((
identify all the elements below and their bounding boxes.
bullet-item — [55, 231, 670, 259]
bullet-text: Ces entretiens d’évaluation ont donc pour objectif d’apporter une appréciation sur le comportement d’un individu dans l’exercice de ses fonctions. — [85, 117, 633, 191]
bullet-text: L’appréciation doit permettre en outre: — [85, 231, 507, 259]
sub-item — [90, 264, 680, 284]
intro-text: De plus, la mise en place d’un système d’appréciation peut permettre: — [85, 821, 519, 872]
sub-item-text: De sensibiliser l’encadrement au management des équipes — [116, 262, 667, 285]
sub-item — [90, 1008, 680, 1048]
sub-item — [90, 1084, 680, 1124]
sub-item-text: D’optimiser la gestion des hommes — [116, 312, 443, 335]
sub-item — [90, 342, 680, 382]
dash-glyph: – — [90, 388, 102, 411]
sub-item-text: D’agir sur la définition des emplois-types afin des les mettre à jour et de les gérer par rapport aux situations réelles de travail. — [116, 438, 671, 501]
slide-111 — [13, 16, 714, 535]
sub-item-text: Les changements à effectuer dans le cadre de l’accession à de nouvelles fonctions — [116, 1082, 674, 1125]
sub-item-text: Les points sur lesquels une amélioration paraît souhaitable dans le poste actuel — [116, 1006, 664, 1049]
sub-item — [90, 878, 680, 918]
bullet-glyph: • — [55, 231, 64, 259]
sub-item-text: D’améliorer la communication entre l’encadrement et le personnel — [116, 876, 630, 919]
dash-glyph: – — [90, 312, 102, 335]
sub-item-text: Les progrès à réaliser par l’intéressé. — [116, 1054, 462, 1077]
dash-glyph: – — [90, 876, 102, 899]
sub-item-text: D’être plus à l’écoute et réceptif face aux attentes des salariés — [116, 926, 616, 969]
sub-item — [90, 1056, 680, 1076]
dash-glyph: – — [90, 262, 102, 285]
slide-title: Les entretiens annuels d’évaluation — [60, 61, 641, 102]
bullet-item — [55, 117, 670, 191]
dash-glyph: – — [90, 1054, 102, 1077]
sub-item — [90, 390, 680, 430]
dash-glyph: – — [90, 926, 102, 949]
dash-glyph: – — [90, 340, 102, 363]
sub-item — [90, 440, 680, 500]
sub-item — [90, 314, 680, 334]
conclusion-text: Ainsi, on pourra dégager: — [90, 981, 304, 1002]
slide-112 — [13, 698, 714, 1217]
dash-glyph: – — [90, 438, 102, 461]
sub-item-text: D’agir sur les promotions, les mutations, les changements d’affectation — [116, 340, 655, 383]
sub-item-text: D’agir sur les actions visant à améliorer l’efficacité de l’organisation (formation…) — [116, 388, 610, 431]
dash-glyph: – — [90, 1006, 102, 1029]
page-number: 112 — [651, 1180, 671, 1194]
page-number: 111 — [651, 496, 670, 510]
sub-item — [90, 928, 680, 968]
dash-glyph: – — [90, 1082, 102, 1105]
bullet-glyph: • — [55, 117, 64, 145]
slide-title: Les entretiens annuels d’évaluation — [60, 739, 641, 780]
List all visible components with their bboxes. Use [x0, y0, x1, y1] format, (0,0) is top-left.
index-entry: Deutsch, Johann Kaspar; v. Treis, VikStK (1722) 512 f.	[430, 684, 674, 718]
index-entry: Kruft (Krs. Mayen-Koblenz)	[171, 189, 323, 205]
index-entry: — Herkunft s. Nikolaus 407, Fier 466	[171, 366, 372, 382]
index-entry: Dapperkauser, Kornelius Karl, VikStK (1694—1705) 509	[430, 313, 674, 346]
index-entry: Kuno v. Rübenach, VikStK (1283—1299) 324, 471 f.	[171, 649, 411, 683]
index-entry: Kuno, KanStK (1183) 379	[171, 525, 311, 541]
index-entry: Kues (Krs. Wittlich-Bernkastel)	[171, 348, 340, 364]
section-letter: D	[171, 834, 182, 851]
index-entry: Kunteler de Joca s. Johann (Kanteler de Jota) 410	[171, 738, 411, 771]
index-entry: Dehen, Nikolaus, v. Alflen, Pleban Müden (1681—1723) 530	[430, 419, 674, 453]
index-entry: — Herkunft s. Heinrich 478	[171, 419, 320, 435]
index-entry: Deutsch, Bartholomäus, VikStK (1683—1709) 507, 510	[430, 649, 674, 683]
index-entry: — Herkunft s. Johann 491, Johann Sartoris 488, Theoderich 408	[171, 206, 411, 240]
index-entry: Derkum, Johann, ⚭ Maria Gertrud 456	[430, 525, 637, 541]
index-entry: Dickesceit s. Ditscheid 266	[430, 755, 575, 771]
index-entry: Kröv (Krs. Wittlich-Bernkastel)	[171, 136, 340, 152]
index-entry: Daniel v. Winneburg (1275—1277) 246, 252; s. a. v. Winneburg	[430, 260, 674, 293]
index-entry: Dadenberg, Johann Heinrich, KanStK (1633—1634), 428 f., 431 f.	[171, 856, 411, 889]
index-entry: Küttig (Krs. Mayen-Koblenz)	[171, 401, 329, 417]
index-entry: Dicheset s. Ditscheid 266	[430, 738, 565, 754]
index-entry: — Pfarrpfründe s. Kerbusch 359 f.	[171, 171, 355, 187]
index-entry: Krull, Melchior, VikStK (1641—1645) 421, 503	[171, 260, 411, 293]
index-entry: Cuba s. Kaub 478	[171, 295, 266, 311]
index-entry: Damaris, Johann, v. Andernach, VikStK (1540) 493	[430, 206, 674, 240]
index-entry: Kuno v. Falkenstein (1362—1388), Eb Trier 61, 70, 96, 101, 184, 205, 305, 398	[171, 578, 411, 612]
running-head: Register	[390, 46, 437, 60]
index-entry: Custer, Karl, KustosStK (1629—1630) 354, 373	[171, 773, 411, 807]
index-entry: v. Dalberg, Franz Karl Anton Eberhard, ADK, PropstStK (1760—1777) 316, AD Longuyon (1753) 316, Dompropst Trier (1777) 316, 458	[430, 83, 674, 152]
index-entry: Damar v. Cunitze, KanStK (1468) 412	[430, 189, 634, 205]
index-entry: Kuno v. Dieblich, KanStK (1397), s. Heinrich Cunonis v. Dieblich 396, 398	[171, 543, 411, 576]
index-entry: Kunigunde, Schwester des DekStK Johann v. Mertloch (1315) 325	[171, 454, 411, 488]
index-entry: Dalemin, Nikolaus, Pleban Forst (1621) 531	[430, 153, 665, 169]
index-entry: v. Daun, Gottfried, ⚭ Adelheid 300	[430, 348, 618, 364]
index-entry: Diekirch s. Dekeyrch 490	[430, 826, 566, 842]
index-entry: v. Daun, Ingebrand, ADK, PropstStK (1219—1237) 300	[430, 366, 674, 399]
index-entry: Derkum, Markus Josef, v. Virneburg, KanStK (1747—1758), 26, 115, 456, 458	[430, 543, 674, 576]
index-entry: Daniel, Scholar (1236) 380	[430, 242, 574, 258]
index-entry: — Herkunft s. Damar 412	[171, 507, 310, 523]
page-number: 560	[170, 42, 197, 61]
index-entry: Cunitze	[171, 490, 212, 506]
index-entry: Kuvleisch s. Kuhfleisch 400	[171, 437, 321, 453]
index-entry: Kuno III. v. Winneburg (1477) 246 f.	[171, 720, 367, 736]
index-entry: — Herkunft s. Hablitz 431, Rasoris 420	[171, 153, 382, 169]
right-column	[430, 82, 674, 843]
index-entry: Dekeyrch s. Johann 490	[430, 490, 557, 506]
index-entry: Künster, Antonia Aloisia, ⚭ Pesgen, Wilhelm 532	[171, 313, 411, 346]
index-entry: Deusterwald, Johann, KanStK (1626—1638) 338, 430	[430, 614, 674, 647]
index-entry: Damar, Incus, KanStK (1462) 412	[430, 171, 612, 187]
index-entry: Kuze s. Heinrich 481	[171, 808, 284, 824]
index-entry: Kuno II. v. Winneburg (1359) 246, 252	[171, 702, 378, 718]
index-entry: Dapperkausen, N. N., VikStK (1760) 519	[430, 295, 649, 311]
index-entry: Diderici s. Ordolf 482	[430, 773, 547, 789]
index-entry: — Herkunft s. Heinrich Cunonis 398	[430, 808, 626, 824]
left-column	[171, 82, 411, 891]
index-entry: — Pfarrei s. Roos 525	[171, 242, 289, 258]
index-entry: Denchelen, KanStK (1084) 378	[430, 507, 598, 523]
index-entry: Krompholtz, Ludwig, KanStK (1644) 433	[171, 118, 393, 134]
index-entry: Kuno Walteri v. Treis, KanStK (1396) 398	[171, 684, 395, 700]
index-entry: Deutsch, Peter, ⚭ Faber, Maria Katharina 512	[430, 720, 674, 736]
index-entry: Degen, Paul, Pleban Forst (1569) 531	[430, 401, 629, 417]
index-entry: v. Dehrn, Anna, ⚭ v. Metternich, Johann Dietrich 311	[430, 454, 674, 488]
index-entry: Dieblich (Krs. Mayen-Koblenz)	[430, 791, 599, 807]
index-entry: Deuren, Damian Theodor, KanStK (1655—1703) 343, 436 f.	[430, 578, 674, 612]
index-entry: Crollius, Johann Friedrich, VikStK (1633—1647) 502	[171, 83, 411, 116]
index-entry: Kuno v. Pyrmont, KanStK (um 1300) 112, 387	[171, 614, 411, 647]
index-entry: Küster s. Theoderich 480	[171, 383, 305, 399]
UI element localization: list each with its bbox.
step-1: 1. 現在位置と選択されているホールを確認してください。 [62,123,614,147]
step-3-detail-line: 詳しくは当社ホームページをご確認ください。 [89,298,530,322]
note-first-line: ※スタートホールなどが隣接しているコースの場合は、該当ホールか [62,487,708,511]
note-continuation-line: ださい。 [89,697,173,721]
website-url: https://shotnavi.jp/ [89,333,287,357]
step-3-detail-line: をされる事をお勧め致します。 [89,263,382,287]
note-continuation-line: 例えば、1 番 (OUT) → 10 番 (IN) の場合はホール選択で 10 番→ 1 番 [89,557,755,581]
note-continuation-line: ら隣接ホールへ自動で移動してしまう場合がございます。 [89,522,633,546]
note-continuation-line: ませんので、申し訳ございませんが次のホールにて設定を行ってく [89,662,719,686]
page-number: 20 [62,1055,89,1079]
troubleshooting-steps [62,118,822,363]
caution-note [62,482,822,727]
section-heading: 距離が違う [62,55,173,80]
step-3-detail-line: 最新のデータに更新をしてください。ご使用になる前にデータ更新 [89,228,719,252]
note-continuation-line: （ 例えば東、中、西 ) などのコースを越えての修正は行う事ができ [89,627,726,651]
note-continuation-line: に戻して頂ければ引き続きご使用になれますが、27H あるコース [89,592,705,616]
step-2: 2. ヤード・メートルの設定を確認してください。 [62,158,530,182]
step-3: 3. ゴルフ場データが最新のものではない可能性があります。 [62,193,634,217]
))
* _The exercise_
Transcribe every line of the records verbatim, from the start down through the line containing "sub-item-text: Les progrès", inclusive.

* _The output_
identify all the elements below and their bounding boxes.
bullet-item — [55, 231, 670, 259]
bullet-text: Ces entretiens d’évaluation ont donc pour objectif d’apporter une appréciation sur le comportement d’un individu dans l’exercice de ses fonctions. — [85, 117, 633, 191]
bullet-text: L’appréciation doit permettre en outre: — [85, 231, 507, 259]
sub-item — [90, 264, 680, 284]
intro-text: De plus, la mise en place d’un système d’appréciation peut permettre: — [85, 821, 519, 872]
sub-item-text: De sensibiliser l’encadrement au management des équipes — [116, 262, 667, 285]
sub-item — [90, 1008, 680, 1048]
sub-item — [90, 1084, 680, 1124]
sub-item-text: D’optimiser la gestion des hommes — [116, 312, 443, 335]
sub-item — [90, 342, 680, 382]
dash-glyph: – — [90, 388, 102, 411]
sub-item-text: D’agir sur la définition des emplois-types afin des les mettre à jour et de les gérer par rapport aux situations réelles de travail. — [116, 438, 671, 501]
slide-111 — [13, 16, 714, 535]
sub-item-text: Les changements à effectuer dans le cadre de l’accession à de nouvelles fonctions — [116, 1082, 674, 1125]
sub-item-text: Les points sur lesquels une amélioration paraît souhaitable dans le poste actuel — [116, 1006, 664, 1049]
sub-item — [90, 878, 680, 918]
bullet-glyph: • — [55, 231, 64, 259]
sub-item-text: D’améliorer la communication entre l’encadrement et le personnel — [116, 876, 630, 919]
dash-glyph: – — [90, 312, 102, 335]
sub-item-text: Les progrès à réaliser par l’intéressé. — [116, 1054, 462, 1077]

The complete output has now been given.